[Start]

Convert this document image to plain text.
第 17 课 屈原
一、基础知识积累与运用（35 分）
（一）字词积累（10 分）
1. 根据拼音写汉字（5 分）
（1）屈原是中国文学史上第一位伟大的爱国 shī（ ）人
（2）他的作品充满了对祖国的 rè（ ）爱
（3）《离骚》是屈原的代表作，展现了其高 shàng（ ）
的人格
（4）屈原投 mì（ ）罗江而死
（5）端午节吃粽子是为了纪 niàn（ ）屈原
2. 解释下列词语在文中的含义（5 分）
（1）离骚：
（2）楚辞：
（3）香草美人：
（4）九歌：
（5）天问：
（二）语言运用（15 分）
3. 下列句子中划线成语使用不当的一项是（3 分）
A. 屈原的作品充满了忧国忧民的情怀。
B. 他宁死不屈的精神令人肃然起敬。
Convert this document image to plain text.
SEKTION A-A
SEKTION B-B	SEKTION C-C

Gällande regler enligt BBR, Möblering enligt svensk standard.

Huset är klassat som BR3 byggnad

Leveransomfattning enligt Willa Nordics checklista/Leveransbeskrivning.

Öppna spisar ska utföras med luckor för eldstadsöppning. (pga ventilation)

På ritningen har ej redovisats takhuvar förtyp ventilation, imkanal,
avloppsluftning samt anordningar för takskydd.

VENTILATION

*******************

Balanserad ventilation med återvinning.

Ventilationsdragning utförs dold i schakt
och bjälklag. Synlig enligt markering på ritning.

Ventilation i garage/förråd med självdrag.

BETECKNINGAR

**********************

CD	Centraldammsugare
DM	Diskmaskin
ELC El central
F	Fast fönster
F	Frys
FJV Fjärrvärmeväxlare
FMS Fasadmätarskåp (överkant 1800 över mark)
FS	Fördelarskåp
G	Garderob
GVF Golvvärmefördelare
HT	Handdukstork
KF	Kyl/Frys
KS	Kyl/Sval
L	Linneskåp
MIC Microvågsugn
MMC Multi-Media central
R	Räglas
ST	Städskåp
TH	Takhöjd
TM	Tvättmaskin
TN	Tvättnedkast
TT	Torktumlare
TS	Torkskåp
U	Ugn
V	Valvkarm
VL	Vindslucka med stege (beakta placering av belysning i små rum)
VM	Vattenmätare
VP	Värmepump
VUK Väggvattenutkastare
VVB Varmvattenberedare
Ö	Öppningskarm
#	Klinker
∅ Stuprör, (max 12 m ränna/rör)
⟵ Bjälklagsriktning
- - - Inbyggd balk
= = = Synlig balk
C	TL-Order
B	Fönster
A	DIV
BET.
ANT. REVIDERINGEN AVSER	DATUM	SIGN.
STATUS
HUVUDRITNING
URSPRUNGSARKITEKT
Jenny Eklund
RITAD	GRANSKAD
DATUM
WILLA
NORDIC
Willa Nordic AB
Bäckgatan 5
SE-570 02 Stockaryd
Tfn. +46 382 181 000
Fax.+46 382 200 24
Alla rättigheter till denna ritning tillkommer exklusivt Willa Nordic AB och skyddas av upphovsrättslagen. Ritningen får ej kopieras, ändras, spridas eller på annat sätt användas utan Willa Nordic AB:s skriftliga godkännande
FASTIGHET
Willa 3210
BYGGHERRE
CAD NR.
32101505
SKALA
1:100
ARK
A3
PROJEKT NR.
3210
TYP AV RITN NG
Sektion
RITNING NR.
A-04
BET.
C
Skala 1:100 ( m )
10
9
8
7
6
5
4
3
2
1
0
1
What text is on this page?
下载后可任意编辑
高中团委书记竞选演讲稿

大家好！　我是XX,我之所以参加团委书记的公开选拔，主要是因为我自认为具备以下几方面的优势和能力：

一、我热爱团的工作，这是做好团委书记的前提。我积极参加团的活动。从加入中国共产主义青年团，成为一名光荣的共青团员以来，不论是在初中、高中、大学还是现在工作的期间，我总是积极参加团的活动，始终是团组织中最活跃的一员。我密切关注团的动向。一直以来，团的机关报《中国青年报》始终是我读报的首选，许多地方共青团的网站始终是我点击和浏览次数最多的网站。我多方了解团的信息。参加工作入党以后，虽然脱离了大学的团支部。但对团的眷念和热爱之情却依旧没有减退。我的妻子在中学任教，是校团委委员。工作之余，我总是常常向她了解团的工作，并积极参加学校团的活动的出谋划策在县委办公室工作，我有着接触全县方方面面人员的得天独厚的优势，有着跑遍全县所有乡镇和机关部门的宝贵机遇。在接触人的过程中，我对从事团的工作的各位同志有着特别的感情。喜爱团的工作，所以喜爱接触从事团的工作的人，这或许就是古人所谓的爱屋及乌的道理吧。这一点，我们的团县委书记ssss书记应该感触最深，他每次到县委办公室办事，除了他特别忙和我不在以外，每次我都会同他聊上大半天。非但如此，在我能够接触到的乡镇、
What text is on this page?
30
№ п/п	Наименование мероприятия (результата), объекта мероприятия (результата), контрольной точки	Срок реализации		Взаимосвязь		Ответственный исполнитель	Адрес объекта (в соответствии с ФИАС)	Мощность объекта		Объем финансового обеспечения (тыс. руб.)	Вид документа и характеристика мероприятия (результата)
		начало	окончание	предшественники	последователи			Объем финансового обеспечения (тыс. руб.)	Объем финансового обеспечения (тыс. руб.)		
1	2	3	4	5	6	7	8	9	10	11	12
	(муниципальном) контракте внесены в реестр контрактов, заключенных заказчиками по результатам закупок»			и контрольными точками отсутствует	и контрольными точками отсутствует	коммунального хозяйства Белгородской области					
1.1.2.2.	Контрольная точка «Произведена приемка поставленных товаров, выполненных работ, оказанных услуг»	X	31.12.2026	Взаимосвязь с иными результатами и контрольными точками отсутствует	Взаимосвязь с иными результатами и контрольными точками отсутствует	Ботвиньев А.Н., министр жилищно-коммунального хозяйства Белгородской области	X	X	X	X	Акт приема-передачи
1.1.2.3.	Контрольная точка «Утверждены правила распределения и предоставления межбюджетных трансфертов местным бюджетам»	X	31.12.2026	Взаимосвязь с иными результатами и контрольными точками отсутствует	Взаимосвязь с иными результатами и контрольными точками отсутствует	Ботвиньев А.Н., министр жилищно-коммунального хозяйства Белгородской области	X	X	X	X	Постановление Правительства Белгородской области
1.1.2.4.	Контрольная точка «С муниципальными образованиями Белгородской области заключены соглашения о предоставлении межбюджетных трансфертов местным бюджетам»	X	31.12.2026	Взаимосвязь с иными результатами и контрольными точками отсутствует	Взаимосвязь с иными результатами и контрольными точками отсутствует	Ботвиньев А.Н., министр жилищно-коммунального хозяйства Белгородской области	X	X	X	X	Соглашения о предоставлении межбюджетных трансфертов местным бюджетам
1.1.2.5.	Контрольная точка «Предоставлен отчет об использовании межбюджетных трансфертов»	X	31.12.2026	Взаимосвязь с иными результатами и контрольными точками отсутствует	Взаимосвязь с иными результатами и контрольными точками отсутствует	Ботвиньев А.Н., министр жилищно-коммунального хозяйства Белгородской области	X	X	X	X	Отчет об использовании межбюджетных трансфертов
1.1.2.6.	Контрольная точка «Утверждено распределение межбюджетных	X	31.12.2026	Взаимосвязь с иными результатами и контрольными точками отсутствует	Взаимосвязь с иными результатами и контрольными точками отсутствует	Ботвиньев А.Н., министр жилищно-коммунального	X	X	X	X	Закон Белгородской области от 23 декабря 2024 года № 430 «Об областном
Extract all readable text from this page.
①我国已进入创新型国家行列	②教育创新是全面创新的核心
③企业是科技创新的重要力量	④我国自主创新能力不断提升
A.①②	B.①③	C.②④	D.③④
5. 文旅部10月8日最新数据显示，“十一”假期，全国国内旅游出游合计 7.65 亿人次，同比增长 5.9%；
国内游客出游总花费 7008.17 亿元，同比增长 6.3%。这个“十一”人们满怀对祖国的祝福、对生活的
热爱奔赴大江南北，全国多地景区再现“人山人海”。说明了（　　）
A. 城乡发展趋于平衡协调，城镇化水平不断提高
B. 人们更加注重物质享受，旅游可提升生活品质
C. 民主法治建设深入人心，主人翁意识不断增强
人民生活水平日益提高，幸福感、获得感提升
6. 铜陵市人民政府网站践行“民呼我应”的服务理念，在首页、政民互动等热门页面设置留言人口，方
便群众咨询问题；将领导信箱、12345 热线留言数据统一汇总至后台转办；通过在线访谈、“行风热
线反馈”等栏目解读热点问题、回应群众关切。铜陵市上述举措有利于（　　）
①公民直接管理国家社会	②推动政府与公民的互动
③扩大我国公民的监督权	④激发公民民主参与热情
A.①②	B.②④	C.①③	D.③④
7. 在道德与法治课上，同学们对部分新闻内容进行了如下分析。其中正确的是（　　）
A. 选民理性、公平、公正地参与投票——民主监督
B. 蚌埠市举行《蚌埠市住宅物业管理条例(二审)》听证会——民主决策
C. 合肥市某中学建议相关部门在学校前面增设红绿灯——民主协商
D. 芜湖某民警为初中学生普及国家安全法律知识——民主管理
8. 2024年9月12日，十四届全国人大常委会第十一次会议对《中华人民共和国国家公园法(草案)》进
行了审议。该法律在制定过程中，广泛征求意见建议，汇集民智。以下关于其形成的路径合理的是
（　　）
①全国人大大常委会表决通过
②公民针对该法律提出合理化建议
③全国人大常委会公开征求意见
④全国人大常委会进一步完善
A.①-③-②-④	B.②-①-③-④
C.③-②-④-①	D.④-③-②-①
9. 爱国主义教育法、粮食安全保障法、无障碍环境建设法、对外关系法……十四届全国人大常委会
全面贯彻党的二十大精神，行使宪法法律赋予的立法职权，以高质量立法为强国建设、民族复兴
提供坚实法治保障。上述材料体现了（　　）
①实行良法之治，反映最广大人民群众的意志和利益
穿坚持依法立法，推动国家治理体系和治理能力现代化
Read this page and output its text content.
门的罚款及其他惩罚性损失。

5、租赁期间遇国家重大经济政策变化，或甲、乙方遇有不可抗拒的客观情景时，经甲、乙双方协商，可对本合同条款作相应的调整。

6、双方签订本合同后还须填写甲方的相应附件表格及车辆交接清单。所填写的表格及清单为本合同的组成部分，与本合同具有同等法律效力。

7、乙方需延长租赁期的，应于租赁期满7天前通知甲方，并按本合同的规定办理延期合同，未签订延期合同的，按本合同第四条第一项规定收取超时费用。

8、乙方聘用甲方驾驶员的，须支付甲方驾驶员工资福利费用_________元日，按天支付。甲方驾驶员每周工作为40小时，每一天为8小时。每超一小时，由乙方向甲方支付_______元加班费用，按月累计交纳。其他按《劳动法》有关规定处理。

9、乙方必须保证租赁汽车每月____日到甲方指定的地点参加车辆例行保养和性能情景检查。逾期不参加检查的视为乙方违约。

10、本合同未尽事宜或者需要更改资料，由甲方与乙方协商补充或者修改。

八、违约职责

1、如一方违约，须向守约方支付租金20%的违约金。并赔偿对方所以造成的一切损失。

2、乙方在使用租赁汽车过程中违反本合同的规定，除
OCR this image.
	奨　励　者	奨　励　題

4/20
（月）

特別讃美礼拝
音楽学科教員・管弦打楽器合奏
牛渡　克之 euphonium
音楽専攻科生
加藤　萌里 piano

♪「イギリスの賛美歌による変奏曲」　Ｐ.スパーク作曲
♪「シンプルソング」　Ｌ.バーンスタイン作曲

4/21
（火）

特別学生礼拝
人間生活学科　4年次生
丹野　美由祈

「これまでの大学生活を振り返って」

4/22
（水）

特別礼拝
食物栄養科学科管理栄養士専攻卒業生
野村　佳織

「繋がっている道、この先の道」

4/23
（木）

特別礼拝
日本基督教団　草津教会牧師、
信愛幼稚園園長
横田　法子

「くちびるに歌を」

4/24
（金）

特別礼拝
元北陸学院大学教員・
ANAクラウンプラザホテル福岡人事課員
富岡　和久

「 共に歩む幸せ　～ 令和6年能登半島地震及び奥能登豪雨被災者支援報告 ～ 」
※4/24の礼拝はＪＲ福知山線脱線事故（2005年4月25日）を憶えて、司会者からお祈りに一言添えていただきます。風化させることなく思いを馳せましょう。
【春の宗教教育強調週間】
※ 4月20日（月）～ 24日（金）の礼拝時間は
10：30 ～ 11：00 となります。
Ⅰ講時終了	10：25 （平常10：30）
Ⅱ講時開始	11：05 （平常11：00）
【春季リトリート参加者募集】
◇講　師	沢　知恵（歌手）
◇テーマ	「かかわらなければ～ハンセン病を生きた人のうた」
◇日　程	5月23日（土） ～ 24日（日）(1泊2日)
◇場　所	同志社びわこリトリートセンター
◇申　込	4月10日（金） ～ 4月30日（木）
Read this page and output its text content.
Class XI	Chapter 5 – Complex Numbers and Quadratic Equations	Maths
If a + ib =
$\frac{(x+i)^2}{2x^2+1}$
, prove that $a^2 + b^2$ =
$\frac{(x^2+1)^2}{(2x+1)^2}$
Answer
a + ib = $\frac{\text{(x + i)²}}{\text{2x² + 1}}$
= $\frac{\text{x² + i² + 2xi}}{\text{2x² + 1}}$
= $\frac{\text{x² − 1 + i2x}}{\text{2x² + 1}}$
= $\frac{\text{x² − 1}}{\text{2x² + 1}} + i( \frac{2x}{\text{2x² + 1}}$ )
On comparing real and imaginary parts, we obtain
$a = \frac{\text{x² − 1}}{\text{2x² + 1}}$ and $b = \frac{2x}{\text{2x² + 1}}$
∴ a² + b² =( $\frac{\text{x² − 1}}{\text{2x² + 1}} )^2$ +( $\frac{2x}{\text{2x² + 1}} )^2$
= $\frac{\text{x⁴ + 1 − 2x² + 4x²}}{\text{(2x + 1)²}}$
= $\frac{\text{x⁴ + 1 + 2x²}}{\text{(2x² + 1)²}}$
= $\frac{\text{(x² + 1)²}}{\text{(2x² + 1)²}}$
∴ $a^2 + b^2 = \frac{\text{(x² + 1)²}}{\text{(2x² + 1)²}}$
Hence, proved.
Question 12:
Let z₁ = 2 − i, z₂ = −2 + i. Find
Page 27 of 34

[End]

**TASK GOAL**. Copy exactly the lines above, from the one containing "OCR this image." through the very last line.

**EXERCISE RESPONSE**.
OCR this image.
	奨　励　者	奨　励　題

4/20
（月）

特別讃美礼拝
音楽学科教員・管弦打楽器合奏
牛渡　克之 euphonium
音楽専攻科生
加藤　萌里 piano

♪「イギリスの賛美歌による変奏曲」　Ｐ.スパーク作曲
♪「シンプルソング」　Ｌ.バーンスタイン作曲

4/21
（火）

特別学生礼拝
人間生活学科　4年次生
丹野　美由祈

「これまでの大学生活を振り返って」

4/22
（水）

特別礼拝
食物栄養科学科管理栄養士専攻卒業生
野村　佳織

「繋がっている道、この先の道」

4/23
（木）

特別礼拝
日本基督教団　草津教会牧師、
信愛幼稚園園長
横田　法子

「くちびるに歌を」

4/24
（金）

特別礼拝
元北陸学院大学教員・
ANAクラウンプラザホテル福岡人事課員
富岡　和久

「 共に歩む幸せ　～ 令和6年能登半島地震及び奥能登豪雨被災者支援報告 ～ 」
※4/24の礼拝はＪＲ福知山線脱線事故（2005年4月25日）を憶えて、司会者からお祈りに一言添えていただきます。風化させることなく思いを馳せましょう。
【春の宗教教育強調週間】
※ 4月20日（月）～ 24日（金）の礼拝時間は
10：30 ～ 11：00 となります。
Ⅰ講時終了	10：25 （平常10：30）
Ⅱ講時開始	11：05 （平常11：00）
【春季リトリート参加者募集】
◇講　師	沢　知恵（歌手）
◇テーマ	「かかわらなければ～ハンセン病を生きた人のうた」
◇日　程	5月23日（土） ～ 24日（日）(1泊2日)
◇場　所	同志社びわこリトリートセンター
◇申　込	4月10日（金） ～ 4月30日（木）
Read this page and output its text content.
Class XI	Chapter 5 – Complex Numbers and Quadratic Equations	Maths
If a + ib =
$\frac{(x+i)^2}{2x^2+1}$
, prove that $a^2 + b^2$ =
$\frac{(x^2+1)^2}{(2x+1)^2}$
Answer
a + ib = $\frac{\text{(x + i)²}}{\text{2x² + 1}}$
= $\frac{\text{x² + i² + 2xi}}{\text{2x² + 1}}$
= $\frac{\text{x² − 1 + i2x}}{\text{2x² + 1}}$
= $\frac{\text{x² − 1}}{\text{2x² + 1}} + i( \frac{2x}{\text{2x² + 1}}$ )
On comparing real and imaginary parts, we obtain
$a = \frac{\text{x² − 1}}{\text{2x² + 1}}$ and $b = \frac{2x}{\text{2x² + 1}}$
∴ a² + b² =( $\frac{\text{x² − 1}}{\text{2x² + 1}} )^2$ +( $\frac{2x}{\text{2x² + 1}} )^2$
= $\frac{\text{x⁴ + 1 − 2x² + 4x²}}{\text{(2x + 1)²}}$
= $\frac{\text{x⁴ + 1 + 2x²}}{\text{(2x² + 1)²}}$
= $\frac{\text{(x² + 1)²}}{\text{(2x² + 1)²}}$
∴ $a^2 + b^2 = \frac{\text{(x² + 1)²}}{\text{(2x² + 1)²}}$
Hence, proved.
Question 12:
Let z₁ = 2 − i, z₂ = −2 + i. Find
Page 27 of 34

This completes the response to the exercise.